What you will do | Where a line of the material contains the string "title", copy that line.

Data lines |
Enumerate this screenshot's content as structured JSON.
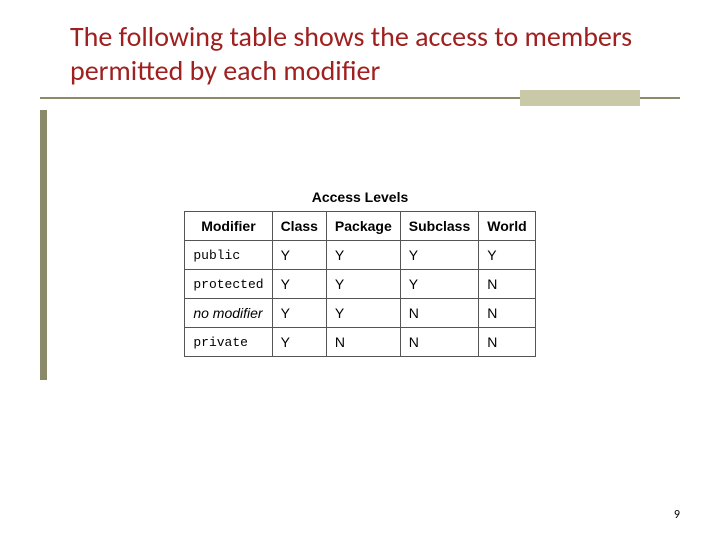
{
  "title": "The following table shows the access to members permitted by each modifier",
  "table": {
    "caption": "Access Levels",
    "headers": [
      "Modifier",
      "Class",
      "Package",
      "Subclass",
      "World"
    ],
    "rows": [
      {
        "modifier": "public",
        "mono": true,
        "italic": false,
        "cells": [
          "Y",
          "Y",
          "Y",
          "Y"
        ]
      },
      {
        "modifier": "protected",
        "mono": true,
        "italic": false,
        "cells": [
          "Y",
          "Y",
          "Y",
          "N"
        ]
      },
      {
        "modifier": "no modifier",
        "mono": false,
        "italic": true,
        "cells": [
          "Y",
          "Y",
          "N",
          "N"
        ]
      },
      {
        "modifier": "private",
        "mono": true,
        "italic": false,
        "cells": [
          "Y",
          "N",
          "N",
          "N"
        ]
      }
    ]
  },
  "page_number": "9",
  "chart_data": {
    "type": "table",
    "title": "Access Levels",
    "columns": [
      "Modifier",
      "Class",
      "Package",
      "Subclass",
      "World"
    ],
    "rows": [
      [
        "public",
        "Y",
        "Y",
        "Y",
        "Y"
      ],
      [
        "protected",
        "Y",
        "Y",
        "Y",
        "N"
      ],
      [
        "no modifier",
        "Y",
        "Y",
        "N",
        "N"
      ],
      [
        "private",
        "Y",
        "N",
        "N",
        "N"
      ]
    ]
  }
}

---

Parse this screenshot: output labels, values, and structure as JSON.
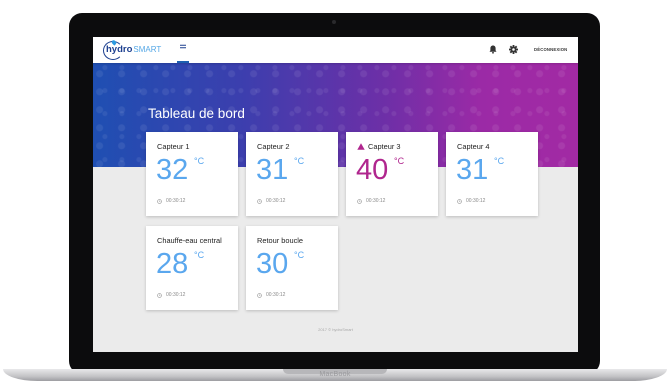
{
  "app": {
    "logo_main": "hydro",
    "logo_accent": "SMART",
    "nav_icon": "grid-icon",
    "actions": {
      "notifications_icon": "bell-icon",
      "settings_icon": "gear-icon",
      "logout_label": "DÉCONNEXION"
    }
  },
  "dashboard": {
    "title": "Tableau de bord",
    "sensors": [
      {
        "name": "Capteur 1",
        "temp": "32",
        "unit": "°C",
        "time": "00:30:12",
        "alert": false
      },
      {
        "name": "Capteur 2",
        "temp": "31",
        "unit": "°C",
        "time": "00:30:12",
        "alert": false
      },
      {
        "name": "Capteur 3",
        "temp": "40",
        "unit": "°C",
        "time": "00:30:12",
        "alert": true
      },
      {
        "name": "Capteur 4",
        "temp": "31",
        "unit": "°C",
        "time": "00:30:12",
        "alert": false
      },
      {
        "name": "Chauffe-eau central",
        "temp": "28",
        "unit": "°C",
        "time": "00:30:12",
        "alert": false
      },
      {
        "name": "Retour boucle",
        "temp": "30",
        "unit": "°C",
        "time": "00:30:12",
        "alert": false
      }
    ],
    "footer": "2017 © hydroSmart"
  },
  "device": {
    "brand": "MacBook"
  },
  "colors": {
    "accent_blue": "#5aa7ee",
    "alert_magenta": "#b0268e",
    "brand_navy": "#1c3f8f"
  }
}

Task answer |
  "title": "The following table shows the access to members permitted by each modifier",
    "title": "Access Levels",
    "title": "Tableau de bord",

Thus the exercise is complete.